Veri kesitleri –
=-=-=-=-=
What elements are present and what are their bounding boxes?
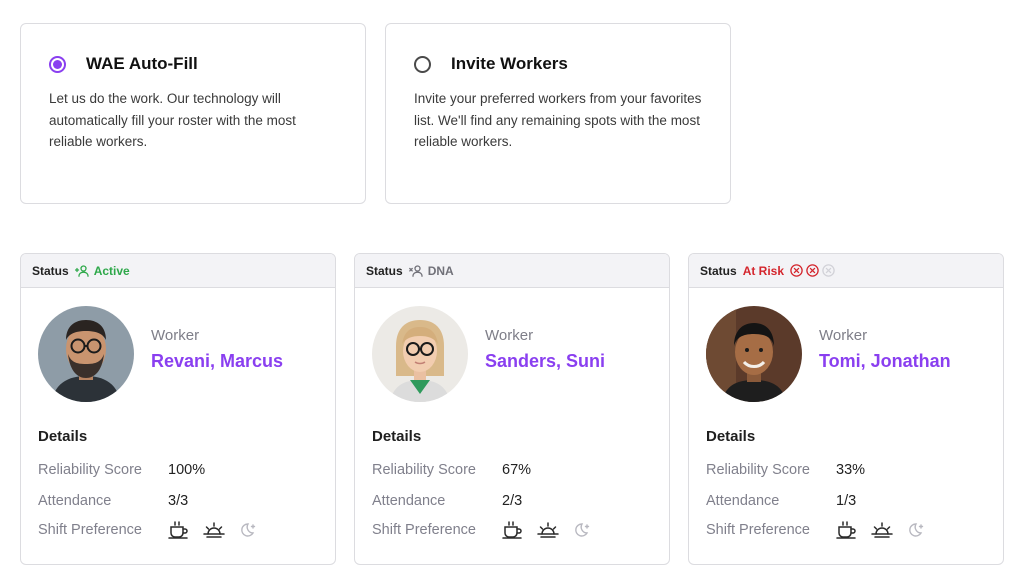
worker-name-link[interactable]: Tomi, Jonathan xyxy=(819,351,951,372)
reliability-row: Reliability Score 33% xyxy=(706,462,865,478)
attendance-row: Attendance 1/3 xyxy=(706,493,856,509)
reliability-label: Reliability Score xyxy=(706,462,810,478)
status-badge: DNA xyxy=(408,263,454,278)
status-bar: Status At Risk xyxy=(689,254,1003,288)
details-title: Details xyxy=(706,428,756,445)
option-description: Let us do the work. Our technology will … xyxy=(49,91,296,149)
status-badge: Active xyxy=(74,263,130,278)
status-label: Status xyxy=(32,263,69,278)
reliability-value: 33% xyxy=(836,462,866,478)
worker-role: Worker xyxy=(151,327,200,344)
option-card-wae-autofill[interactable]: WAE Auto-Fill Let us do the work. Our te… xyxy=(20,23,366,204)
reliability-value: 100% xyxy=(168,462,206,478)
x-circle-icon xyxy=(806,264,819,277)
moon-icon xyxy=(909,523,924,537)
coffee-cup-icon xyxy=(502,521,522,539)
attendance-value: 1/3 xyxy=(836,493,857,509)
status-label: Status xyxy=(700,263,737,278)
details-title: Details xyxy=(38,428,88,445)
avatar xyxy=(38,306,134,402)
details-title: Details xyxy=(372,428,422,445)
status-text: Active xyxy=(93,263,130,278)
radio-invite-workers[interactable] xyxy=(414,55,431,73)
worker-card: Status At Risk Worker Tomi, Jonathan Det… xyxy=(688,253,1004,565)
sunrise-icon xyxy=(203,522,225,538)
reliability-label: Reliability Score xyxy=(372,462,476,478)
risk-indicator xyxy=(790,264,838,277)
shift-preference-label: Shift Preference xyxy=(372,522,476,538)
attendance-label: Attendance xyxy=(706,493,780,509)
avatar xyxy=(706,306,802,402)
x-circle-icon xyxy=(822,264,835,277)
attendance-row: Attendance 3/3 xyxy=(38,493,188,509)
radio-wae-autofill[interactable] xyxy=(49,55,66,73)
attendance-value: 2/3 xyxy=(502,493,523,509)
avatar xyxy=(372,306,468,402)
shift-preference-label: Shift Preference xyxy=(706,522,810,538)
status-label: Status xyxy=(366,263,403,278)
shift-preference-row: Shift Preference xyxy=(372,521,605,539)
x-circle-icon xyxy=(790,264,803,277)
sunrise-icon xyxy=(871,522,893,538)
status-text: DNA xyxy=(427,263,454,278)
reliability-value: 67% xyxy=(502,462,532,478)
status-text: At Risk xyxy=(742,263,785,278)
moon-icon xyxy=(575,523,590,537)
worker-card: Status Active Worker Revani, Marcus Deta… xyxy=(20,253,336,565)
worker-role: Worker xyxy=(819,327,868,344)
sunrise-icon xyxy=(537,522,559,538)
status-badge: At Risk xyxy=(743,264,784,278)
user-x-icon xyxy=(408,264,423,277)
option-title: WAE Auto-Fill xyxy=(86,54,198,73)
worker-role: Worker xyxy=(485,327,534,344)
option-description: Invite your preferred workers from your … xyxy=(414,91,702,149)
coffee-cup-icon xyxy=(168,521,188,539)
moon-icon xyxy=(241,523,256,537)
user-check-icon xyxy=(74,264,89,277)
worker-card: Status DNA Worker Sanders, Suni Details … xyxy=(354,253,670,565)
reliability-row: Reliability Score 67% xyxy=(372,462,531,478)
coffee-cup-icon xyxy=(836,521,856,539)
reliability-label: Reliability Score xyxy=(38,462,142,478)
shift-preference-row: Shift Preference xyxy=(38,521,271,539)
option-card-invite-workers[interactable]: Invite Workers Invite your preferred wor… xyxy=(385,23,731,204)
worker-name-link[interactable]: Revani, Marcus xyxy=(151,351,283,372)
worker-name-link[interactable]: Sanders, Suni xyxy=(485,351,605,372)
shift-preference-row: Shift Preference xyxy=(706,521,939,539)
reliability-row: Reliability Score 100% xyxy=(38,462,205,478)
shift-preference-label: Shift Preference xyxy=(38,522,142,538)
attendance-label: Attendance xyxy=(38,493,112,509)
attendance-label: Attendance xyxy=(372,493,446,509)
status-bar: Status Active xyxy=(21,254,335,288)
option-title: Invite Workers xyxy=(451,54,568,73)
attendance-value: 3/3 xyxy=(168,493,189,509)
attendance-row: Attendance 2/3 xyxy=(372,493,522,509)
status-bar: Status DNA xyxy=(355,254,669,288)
=-=-=-=-=
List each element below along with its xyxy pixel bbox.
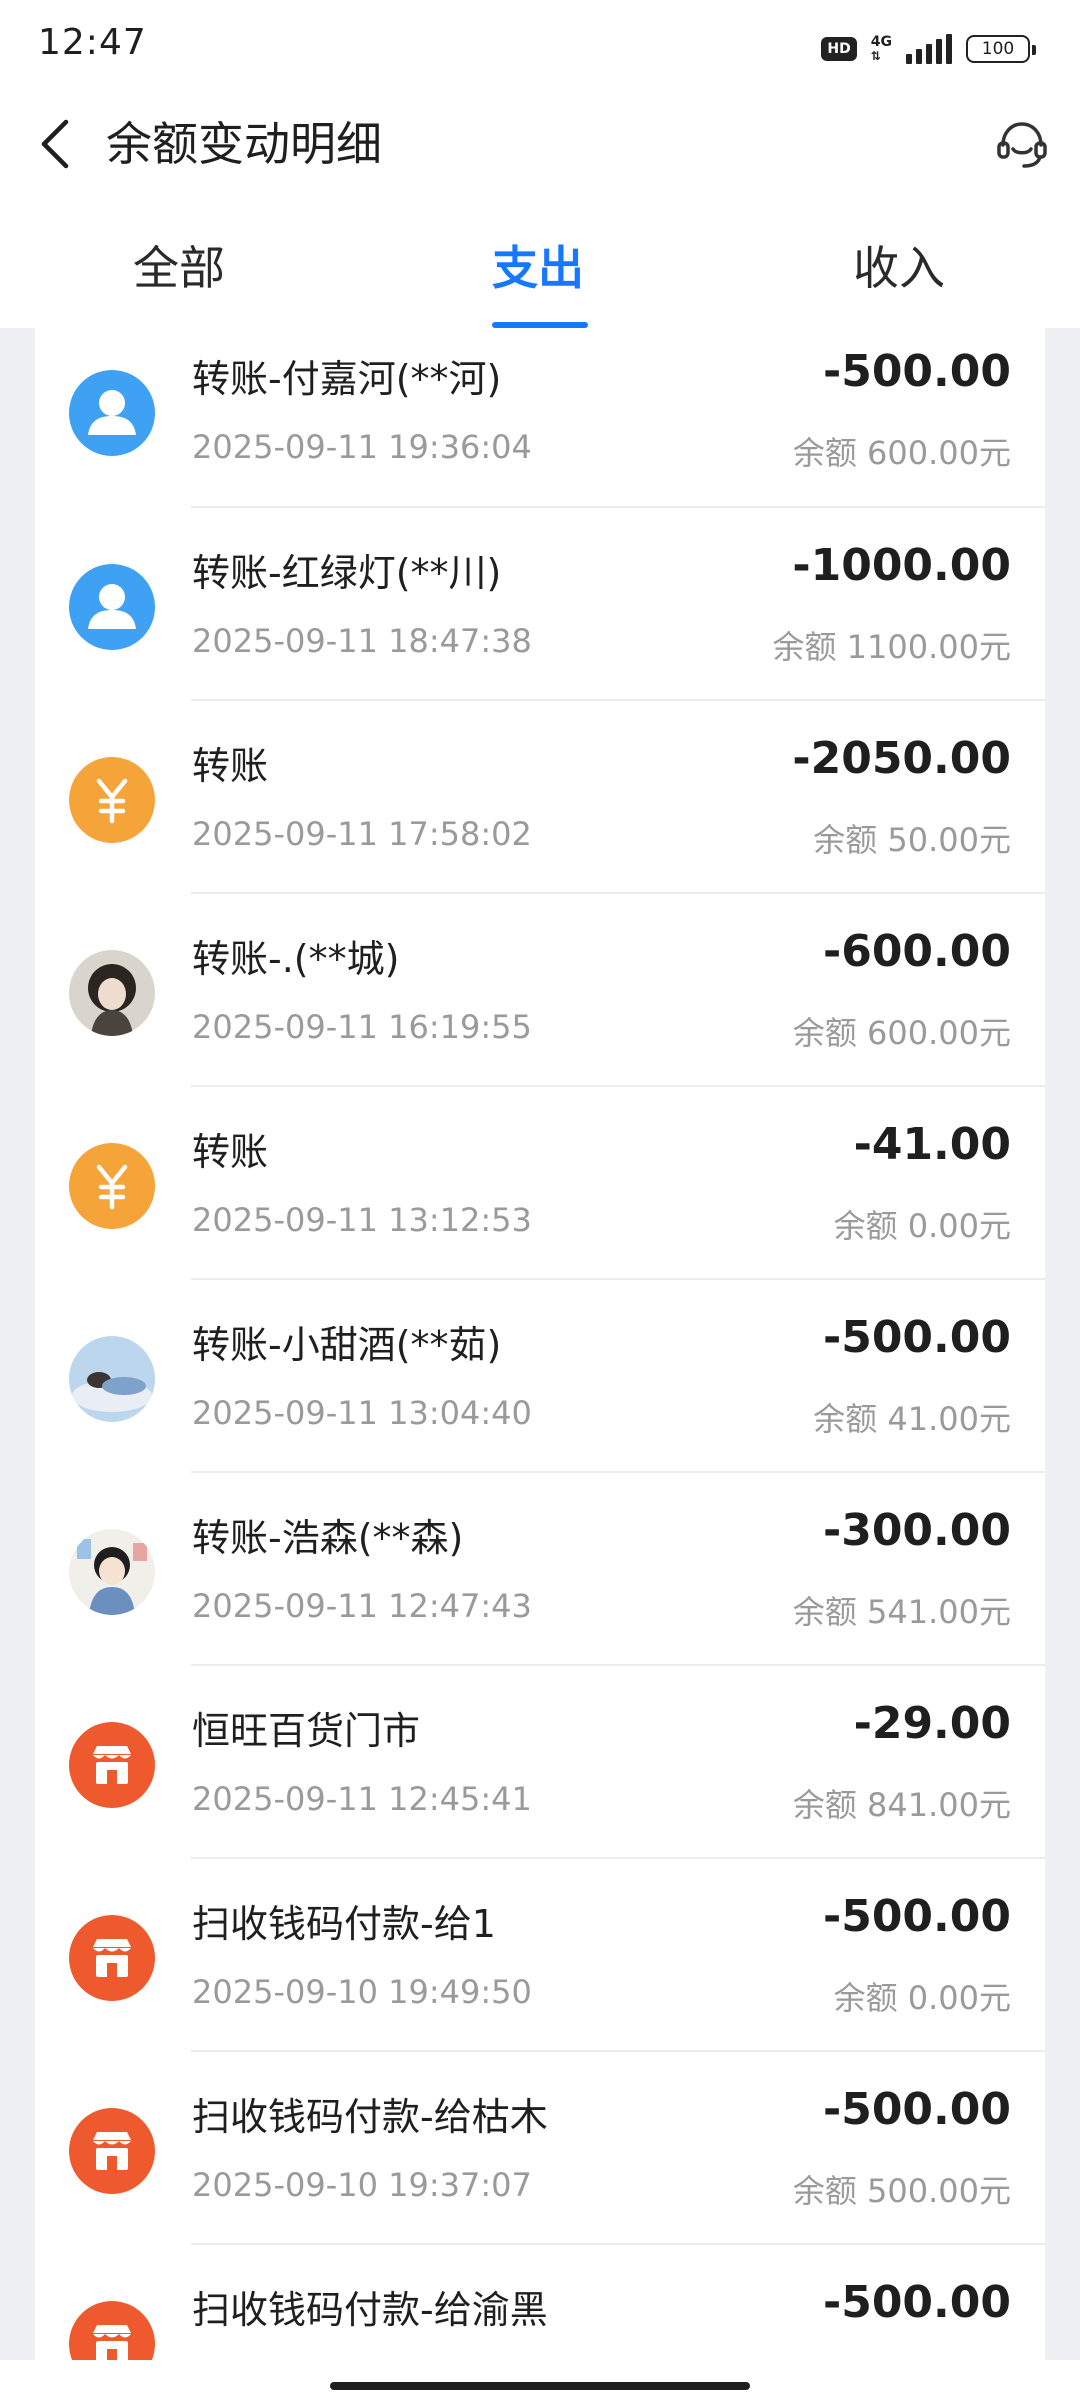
=-=-=-=-=
Yapılacak iş –
Yukarıdaki öğelerde "What elements are" ifadesini içeren satırdan başlayıp "coffee-cup-icon xyxy=(502,521,522,539)" ifadesini içeren satıra kadar giden satırları (iki uç da dahil) her satıra bir dize düşecek şekilde bir JSON dize listesi olarak ifade edin. Boş satırları ve resimleri yanıta almayın.

Alıştırma yanıtı –
[
  "What elements are present and what are their bounding boxes?",
  "worker-name-link[interactable]: Tomi, Jonathan xyxy=(819,351,951,372)",
  "reliability-row: Reliability Score 33% xyxy=(706,462,865,478)",
  "attendance-row: Attendance 1/3 xyxy=(706,493,856,509)",
  "reliability-label: Reliability Score xyxy=(706,462,810,478)",
  "status-badge: DNA xyxy=(408,263,454,278)",
  "status-bar: Status At Risk xyxy=(689,254,1003,288)",
  "details-title: Details xyxy=(706,428,756,445)",
  "option-description: Let us do the work. Our technology will … xyxy=(49,91,296,149)",
  "status-badge: Active xyxy=(74,263,130,278)",
  "status-label: Status xyxy=(32,263,69,278)",
  "reliability-value: 33% xyxy=(836,462,866,478)",
  "worker-role: Worker xyxy=(151,327,200,344)",
  "option-card-wae-autofill[interactable]: WAE Auto-Fill Let us do the work. Our te… xyxy=(20,23,366,204)",
  "reliability-value: 100% xyxy=(168,462,206,478)",
  "x-circle-icon xyxy=(806,264,819,277)",
  "moon-icon xyxy=(909,523,924,537)",
  "coffee-cup-icon xyxy=(502,521,522,539)"
]